What the exercise asks. Locate the lines where "thoroughly" occurs and copy them as they stand.

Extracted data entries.
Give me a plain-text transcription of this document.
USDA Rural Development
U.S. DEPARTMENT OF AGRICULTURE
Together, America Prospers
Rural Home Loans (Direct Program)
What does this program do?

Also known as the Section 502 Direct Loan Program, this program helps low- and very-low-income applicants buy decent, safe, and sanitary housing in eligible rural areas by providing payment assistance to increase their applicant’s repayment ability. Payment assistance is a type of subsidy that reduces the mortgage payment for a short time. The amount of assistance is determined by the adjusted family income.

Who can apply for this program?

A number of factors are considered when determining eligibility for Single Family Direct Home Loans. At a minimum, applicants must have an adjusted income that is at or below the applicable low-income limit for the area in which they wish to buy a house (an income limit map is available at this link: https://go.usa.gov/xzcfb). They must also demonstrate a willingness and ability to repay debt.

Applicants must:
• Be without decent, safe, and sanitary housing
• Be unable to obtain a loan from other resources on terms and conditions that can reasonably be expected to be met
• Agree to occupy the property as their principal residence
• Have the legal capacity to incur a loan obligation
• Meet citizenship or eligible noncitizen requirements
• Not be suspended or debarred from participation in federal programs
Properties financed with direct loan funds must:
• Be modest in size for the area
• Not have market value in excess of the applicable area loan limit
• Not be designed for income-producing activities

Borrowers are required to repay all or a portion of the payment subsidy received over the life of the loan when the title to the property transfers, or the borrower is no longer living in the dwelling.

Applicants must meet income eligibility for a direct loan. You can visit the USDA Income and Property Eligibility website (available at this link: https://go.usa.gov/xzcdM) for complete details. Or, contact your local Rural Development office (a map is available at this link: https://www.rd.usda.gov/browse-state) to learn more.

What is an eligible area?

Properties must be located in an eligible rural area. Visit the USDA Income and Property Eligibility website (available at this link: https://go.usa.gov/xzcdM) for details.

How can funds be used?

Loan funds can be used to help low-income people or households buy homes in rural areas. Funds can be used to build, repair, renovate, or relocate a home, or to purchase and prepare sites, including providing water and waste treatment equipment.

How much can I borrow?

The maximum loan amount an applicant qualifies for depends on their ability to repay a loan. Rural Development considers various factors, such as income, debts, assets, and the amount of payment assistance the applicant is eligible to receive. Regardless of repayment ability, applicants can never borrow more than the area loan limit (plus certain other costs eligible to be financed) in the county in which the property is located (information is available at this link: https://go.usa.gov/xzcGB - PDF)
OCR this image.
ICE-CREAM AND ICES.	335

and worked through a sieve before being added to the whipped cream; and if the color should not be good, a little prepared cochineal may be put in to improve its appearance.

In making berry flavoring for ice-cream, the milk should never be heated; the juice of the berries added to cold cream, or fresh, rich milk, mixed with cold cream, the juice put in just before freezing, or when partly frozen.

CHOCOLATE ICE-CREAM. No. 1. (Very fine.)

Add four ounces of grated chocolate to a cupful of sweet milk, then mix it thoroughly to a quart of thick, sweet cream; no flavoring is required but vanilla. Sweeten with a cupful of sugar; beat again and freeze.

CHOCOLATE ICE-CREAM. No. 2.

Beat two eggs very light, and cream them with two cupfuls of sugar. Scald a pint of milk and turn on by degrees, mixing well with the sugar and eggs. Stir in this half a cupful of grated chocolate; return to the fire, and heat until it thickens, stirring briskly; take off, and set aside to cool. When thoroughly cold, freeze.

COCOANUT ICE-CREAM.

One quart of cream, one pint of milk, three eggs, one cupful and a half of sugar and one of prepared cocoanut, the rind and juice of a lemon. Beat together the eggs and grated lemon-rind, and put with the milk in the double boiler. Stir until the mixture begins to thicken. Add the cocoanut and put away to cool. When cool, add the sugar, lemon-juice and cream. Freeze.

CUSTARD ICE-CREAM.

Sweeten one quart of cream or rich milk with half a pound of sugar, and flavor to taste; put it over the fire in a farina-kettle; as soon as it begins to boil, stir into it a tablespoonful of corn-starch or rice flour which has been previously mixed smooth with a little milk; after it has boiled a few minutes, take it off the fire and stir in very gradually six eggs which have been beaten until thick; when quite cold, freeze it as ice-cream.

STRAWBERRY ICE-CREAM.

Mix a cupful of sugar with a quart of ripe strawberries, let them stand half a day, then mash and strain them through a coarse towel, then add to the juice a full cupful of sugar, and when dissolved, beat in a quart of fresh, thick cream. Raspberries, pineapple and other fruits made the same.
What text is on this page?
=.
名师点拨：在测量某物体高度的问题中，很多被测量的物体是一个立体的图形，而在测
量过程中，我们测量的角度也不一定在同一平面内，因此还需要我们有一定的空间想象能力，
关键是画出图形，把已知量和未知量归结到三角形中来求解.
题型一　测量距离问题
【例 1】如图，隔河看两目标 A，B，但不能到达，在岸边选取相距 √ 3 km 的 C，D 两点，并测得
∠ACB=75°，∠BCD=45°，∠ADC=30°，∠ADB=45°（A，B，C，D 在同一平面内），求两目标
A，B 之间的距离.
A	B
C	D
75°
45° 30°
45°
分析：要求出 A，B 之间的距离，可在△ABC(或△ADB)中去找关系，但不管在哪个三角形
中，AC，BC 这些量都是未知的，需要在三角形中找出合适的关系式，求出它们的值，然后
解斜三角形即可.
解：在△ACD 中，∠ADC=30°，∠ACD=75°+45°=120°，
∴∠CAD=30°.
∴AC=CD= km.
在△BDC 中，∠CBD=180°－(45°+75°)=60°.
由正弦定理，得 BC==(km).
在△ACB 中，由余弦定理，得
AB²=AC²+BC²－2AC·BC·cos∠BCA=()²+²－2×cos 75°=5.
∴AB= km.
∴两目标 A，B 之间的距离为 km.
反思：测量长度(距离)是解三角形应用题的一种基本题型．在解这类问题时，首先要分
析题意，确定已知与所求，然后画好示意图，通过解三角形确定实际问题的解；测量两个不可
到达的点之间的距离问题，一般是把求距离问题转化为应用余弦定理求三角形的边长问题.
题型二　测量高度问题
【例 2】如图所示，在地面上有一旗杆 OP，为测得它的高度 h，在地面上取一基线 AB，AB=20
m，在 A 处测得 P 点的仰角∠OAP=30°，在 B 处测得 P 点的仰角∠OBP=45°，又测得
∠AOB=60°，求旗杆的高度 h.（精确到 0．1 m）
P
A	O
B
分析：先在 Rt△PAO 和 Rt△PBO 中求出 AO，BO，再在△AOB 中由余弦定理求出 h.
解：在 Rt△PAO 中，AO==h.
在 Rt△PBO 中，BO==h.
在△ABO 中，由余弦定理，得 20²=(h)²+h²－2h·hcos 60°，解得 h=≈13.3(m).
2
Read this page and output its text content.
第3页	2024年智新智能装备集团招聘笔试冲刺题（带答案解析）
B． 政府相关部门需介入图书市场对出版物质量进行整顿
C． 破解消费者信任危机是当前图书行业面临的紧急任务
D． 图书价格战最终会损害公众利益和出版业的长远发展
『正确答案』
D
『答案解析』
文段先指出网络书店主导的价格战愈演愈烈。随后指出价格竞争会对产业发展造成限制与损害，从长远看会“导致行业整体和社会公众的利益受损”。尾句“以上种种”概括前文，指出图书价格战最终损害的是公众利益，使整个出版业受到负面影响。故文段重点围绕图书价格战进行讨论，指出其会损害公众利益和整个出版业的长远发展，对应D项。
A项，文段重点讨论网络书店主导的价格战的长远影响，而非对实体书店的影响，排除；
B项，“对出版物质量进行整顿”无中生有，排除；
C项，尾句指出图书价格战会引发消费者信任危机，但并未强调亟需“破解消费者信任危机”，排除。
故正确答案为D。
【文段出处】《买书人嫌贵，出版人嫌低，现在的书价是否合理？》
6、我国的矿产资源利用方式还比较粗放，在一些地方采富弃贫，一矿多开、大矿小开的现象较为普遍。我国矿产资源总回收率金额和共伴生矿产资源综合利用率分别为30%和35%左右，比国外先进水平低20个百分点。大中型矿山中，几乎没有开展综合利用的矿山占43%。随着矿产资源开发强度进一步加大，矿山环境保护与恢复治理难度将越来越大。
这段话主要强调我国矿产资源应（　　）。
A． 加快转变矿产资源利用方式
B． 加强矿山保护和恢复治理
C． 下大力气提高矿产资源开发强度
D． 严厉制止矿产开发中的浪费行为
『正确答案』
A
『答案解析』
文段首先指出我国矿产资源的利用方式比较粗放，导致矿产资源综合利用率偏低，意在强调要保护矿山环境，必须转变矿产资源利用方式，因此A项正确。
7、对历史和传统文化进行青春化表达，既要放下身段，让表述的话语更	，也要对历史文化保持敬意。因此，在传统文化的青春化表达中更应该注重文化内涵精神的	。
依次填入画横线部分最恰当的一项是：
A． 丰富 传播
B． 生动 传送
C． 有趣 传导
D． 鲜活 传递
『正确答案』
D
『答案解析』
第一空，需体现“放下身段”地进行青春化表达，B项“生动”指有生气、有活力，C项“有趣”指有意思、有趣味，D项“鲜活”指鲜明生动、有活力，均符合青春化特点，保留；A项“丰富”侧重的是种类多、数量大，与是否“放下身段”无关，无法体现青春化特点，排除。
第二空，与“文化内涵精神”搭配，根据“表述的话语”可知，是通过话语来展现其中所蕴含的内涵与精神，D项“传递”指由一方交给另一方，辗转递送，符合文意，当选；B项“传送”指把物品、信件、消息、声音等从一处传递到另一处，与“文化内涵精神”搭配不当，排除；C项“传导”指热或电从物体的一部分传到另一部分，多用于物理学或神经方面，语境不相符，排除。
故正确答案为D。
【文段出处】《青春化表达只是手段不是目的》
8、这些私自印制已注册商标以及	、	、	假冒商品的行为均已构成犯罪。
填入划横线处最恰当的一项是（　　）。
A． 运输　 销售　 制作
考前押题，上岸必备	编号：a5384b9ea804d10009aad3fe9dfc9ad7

The solution.
Add four ounces of grated chocolate to a cupful of sweet milk, then mix it thoroughly to a quart of thick, sweet cream; no flavoring is required but vanilla. Sweeten with a cupful of sugar; beat again and freeze.
Beat two eggs very light, and cream them with two cupfuls of sugar. Scald a pint of milk and turn on by degrees, mixing well with the sugar and eggs. Stir in this half a cupful of grated chocolate; return to the fire, and heat until it thickens, stirring briskly; take off, and set aside to cool. When thoroughly cold, freeze.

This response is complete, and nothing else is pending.